What you will do: Repeat every line below exactly as it reads.

===== Input for this task

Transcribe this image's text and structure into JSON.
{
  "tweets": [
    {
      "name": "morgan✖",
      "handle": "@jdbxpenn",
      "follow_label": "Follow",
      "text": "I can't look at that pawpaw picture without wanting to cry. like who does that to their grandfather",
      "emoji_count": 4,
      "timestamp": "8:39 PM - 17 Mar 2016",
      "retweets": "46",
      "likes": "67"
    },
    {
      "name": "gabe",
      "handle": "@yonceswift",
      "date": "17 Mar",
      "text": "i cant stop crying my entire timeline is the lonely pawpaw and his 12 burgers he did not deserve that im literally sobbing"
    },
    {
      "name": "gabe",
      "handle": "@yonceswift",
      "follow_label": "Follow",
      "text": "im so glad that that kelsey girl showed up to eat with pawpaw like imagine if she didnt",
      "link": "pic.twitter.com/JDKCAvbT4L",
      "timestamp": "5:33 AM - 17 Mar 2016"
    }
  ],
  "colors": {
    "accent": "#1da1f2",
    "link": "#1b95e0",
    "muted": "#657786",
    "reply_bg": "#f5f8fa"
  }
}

==========

Solved problem:
Transcribe this image's text and structure into JSON.
{
  "tweets": [
    {
      "name": "morgan✖",
      "handle": "@jdbxpenn",
      "follow_label": "Follow",
      "text": "I can't look at that pawpaw picture without wanting to cry. like who does that to their grandfather",
      "emoji_count": 4,
      "timestamp": "8:39 PM - 17 Mar 2016",
      "retweets": "46",
      "likes": "67"
    },
    {
      "name": "gabe",
      "handle": "@yonceswift",
      "date": "17 Mar",
      "text": "i cant stop crying my entire timeline is the lonely pawpaw and his 12 burgers he did not deserve that im literally sobbing"
    },
    {
      "name": "gabe",
      "handle": "@yonceswift",
      "follow_label": "Follow",
      "text": "im so glad that that kelsey girl showed up to eat with pawpaw like imagine if she didnt",
      "link": "pic.twitter.com/JDKCAvbT4L",
      "timestamp": "5:33 AM - 17 Mar 2016"
    }
  ],
  "colors": {
    "accent": "#1da1f2",
    "link": "#1b95e0",
    "muted": "#657786",
    "reply_bg": "#f5f8fa"
  }
}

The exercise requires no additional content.